Data listing:
*-*-*

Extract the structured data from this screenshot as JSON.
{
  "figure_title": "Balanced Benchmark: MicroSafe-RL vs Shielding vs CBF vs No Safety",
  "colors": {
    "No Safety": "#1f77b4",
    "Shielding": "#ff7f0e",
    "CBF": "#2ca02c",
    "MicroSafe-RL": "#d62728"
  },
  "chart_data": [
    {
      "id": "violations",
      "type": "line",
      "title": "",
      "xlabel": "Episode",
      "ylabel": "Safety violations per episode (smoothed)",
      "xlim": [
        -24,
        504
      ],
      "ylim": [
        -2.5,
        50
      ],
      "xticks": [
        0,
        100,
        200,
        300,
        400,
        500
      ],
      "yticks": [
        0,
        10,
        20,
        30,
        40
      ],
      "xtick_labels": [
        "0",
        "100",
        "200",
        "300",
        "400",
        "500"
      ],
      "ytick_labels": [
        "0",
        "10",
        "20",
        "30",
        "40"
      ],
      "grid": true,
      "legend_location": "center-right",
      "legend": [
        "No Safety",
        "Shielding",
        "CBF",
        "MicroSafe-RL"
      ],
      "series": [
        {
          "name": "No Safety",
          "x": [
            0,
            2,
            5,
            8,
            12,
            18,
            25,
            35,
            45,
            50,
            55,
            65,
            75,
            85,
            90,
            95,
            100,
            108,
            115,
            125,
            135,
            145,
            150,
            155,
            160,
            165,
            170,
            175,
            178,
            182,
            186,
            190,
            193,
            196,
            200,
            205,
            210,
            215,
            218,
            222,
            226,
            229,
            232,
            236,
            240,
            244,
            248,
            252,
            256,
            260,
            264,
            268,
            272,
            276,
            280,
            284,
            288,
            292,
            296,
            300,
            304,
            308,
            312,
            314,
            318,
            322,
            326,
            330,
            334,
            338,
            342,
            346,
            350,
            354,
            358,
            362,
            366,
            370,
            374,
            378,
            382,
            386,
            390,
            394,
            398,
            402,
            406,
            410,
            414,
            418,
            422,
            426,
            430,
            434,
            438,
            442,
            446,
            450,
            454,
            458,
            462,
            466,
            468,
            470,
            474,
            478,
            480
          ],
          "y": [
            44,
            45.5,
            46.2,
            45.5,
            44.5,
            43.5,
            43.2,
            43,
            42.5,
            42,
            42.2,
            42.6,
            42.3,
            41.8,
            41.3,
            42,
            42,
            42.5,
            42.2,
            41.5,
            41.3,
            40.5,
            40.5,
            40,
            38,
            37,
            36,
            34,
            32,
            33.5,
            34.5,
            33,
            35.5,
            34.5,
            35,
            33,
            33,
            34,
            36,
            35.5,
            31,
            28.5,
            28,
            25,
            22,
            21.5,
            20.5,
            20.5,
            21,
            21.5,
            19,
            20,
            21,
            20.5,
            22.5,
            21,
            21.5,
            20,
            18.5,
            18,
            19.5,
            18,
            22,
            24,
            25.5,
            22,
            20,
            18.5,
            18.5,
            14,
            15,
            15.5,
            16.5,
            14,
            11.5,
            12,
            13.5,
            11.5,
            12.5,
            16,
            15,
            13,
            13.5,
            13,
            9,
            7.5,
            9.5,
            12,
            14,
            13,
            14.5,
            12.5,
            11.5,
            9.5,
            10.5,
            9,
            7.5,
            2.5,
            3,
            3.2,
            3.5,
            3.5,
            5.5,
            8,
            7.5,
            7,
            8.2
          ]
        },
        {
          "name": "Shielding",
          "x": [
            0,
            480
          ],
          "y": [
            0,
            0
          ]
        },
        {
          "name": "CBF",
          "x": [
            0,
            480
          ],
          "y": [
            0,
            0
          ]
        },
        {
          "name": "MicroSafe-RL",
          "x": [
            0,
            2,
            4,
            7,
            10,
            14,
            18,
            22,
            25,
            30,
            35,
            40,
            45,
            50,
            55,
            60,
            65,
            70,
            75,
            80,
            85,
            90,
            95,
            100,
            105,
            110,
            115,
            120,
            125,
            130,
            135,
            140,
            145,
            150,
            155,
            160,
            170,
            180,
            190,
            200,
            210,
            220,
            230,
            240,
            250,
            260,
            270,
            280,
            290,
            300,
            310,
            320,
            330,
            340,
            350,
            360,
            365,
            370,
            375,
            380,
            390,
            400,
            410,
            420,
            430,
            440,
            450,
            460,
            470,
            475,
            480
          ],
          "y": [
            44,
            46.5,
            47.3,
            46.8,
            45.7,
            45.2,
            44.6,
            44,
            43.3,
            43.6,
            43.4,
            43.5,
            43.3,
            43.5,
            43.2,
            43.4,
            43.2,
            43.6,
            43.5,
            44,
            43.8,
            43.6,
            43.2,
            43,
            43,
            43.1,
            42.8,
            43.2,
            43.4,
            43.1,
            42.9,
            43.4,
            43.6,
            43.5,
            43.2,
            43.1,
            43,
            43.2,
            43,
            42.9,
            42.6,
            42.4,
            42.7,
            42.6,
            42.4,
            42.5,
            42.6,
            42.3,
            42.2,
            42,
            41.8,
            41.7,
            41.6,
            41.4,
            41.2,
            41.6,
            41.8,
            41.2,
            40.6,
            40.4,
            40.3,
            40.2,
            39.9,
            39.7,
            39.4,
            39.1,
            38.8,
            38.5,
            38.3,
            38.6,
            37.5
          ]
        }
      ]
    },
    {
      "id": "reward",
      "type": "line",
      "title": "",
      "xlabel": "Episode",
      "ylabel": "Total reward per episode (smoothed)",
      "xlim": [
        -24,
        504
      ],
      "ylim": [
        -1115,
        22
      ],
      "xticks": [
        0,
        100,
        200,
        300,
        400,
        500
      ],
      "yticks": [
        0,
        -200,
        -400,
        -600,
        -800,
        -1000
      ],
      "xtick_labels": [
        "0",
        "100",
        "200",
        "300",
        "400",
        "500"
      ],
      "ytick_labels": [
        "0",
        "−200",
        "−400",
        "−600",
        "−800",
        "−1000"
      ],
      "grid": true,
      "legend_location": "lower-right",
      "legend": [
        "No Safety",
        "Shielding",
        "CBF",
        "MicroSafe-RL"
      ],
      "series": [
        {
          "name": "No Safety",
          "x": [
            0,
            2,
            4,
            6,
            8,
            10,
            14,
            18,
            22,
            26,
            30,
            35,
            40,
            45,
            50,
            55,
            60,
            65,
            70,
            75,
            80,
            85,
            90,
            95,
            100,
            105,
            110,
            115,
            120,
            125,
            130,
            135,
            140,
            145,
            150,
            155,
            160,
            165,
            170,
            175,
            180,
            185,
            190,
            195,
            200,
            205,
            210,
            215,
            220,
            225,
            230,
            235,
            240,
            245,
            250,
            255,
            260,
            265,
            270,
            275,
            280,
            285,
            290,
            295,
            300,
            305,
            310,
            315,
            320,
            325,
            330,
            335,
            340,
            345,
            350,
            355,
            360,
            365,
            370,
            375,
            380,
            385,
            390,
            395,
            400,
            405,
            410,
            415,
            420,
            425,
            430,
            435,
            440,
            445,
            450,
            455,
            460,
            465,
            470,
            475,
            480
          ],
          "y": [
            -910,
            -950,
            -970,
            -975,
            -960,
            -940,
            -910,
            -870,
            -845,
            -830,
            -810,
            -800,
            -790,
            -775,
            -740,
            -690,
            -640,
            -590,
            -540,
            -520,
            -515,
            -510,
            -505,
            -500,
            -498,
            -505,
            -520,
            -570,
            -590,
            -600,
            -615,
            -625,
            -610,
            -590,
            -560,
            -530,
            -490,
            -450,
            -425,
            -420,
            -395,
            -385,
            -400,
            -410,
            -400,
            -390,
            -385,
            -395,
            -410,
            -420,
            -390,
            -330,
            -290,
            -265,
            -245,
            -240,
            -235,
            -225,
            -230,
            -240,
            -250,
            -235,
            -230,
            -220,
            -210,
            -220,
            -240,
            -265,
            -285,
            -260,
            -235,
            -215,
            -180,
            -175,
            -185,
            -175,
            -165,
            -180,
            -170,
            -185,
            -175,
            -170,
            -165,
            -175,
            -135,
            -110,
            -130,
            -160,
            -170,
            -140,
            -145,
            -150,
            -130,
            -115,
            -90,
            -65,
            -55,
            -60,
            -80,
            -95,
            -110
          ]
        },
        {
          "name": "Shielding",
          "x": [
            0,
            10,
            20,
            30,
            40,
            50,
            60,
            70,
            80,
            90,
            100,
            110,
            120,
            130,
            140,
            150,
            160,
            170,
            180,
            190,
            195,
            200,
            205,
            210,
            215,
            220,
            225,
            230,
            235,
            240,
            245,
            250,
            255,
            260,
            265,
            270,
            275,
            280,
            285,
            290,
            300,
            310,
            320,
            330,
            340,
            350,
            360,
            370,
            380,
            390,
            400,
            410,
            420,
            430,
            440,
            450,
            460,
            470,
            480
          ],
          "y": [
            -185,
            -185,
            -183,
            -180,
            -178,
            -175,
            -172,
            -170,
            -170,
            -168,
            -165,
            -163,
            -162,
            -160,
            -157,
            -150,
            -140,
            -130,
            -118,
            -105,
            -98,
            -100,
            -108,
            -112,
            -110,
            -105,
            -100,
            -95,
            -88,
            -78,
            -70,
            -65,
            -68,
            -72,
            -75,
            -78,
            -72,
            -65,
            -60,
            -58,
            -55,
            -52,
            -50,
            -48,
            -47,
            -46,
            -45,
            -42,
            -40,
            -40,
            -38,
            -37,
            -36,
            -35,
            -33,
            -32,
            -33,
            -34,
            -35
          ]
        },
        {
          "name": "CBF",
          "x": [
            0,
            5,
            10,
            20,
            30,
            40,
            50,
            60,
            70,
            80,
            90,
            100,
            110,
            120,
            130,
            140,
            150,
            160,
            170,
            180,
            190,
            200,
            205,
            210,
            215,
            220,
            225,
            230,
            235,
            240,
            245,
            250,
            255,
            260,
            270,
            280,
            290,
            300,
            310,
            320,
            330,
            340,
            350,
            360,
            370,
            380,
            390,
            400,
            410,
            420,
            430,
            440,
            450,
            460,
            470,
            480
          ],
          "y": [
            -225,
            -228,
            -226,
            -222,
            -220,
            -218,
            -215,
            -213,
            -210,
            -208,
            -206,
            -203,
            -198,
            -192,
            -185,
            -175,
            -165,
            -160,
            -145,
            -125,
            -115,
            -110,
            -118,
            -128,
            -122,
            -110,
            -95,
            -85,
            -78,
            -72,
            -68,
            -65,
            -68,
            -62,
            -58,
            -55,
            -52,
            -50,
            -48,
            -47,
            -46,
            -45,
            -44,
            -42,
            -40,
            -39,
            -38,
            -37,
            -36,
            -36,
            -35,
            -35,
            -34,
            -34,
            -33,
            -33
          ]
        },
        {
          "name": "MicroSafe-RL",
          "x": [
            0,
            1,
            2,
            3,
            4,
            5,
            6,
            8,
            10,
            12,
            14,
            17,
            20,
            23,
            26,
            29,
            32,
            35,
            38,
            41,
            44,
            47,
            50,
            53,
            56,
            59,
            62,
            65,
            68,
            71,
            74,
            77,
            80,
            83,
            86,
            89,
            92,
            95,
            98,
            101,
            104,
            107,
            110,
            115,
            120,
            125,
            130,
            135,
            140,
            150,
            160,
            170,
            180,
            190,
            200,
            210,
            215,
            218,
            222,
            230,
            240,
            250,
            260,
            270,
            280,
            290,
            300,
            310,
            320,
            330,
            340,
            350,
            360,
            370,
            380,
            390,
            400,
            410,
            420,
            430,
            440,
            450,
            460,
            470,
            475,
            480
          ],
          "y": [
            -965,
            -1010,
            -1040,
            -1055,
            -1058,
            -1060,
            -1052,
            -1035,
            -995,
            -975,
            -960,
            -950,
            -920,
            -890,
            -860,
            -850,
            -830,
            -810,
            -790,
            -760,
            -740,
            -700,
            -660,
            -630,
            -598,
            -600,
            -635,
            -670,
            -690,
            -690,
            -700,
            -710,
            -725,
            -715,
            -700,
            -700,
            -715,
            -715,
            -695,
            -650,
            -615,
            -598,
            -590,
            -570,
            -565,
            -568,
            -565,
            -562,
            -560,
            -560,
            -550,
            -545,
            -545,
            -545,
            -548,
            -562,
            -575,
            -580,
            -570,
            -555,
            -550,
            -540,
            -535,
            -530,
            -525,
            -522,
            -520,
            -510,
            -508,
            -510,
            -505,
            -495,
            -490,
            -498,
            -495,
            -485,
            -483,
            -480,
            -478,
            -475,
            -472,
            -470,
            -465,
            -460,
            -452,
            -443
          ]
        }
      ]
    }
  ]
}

*-*-*

**TASK STATEMENT:**
Select and copy every line of the listing with the word "Safety".

**TASK SOLUTION:**
  "figure_title": "Balanced Benchmark: MicroSafe-RL vs Shielding vs CBF vs No Safety",
    "No Safety": "#1f77b4",
      "ylabel": "Safety violations per episode (smoothed)",
        "No Safety",
          "name": "No Safety",
        "No Safety",
          "name": "No Safety",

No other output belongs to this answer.